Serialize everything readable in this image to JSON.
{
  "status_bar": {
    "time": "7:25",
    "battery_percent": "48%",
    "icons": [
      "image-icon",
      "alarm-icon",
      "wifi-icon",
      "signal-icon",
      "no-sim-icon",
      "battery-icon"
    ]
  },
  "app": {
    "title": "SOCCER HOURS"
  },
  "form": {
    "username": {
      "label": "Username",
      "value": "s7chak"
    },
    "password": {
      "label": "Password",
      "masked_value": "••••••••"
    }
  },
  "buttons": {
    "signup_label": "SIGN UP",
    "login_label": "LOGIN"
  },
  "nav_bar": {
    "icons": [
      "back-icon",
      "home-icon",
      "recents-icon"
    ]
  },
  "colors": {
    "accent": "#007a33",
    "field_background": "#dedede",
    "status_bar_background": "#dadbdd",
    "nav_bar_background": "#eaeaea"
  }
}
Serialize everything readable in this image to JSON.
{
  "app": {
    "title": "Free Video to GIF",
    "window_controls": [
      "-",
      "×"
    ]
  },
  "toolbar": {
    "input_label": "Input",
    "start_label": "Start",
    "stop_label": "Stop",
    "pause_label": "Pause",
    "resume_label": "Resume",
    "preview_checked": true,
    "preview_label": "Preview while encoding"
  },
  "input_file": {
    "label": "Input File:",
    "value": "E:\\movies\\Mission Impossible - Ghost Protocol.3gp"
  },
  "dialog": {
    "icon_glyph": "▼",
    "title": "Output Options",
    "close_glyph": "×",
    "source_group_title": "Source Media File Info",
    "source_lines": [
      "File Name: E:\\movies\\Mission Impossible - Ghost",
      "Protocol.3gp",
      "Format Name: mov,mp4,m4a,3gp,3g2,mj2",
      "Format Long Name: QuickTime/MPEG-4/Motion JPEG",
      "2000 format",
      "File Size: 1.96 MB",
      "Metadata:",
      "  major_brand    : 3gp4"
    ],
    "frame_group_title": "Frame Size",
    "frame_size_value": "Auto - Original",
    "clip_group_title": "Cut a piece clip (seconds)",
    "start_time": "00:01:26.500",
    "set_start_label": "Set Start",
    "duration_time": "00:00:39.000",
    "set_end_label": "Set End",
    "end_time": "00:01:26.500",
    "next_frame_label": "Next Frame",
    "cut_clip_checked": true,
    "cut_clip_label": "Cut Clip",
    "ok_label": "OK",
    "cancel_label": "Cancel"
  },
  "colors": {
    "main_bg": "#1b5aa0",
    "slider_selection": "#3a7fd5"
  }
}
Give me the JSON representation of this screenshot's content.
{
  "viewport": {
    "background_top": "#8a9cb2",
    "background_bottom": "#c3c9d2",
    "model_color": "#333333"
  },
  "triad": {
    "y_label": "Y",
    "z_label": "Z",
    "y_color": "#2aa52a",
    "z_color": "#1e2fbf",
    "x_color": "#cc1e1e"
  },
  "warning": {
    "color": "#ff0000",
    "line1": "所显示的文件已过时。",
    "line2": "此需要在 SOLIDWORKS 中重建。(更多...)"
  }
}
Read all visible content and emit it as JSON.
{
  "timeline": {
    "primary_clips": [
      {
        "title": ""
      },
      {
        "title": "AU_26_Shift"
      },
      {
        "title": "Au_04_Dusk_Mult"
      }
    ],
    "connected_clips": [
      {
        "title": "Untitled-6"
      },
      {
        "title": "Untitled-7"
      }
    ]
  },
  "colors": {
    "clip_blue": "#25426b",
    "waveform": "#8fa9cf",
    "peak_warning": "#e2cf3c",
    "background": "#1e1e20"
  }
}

• • • • • • •

_Directions_: Locate all lines holding the word "movies", then copy them out.

_Result_:
    "value": "E:\\movies\\Mission Impossible - Ghost Protocol.3gp"
      "File Name: E:\\movies\\Mission Impossible - Ghost",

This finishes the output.